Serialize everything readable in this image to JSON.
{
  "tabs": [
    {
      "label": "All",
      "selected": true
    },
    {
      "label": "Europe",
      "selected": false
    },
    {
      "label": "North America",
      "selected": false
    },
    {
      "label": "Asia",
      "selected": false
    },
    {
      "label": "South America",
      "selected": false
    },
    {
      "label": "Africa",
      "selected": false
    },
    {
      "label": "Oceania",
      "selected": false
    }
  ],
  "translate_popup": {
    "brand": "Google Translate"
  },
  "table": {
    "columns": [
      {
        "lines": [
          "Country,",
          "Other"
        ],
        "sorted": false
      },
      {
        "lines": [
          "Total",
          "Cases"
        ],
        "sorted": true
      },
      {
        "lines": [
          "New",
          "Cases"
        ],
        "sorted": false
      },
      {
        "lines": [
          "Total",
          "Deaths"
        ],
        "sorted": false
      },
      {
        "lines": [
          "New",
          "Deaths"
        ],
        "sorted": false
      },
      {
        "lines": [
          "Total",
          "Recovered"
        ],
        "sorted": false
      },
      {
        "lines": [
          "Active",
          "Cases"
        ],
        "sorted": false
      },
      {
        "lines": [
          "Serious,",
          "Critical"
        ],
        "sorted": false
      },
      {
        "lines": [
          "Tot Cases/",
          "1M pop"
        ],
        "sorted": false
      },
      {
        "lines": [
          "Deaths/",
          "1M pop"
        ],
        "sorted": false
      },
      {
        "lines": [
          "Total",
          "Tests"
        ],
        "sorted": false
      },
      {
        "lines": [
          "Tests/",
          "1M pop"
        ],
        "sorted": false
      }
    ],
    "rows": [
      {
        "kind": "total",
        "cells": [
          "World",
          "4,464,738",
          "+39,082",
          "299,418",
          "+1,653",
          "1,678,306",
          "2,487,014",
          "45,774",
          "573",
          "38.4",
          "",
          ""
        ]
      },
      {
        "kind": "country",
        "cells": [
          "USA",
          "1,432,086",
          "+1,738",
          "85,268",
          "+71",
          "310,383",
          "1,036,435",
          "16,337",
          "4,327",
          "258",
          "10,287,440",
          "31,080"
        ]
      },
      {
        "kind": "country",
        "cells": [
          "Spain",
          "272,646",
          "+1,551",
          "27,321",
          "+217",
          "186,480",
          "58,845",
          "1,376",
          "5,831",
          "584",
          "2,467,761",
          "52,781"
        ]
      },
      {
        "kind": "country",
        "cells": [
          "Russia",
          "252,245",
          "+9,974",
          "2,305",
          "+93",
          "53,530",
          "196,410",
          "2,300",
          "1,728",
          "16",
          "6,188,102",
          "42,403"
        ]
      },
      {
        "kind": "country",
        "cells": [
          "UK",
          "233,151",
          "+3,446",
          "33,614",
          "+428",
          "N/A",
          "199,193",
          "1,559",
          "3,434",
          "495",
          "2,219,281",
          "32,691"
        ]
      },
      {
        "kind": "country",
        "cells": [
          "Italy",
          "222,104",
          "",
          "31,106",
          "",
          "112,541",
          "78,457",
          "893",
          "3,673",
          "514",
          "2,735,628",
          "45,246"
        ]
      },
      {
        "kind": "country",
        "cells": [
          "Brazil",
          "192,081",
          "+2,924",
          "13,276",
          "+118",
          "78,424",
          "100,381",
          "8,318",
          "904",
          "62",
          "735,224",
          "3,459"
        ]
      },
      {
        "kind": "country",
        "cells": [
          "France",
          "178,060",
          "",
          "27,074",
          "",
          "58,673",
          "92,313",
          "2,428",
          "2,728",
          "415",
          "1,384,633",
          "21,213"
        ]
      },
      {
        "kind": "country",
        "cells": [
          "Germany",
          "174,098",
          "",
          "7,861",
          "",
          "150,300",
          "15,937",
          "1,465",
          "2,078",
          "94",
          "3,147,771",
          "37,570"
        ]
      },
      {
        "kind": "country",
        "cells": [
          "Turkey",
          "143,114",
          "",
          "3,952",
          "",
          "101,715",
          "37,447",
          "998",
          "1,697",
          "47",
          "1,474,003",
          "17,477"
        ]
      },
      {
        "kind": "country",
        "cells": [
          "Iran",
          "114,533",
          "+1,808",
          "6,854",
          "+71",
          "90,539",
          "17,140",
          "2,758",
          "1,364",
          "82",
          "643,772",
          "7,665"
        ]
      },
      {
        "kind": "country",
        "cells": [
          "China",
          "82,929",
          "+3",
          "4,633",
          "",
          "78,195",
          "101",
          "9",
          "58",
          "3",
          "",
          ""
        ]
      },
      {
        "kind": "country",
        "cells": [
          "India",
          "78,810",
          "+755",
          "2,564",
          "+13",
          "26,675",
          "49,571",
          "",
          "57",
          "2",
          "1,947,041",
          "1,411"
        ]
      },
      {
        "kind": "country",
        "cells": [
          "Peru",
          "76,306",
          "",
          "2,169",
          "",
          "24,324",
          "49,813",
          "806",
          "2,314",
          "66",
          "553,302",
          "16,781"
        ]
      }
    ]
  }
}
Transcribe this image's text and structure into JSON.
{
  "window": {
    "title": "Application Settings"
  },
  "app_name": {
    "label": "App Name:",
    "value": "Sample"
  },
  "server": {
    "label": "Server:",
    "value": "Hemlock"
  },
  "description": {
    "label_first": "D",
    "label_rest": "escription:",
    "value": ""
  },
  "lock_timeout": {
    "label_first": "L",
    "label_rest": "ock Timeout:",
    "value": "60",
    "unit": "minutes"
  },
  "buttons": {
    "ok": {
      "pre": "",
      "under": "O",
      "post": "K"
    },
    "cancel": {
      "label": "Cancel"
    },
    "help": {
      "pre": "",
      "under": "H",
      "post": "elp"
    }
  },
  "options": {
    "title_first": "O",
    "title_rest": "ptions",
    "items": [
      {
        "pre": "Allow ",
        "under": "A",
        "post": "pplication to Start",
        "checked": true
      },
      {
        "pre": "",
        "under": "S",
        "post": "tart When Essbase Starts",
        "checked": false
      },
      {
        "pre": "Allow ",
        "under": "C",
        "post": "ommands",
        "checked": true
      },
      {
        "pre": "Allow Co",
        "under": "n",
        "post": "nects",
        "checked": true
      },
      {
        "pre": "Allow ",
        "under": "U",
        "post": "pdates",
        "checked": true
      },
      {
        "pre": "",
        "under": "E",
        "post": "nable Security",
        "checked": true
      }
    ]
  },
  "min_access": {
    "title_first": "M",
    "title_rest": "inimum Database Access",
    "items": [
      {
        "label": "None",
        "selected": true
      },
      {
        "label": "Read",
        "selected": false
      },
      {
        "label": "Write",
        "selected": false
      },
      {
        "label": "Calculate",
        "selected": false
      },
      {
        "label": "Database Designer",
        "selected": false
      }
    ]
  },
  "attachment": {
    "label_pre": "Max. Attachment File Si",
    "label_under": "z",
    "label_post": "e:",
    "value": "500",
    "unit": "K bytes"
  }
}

# Goal:
Show every line of the records above that contains the word "value".

# Response:
    "value": "Sample"
    "value": "Hemlock"
    "value": ""
    "value": "60",
    "value": "500",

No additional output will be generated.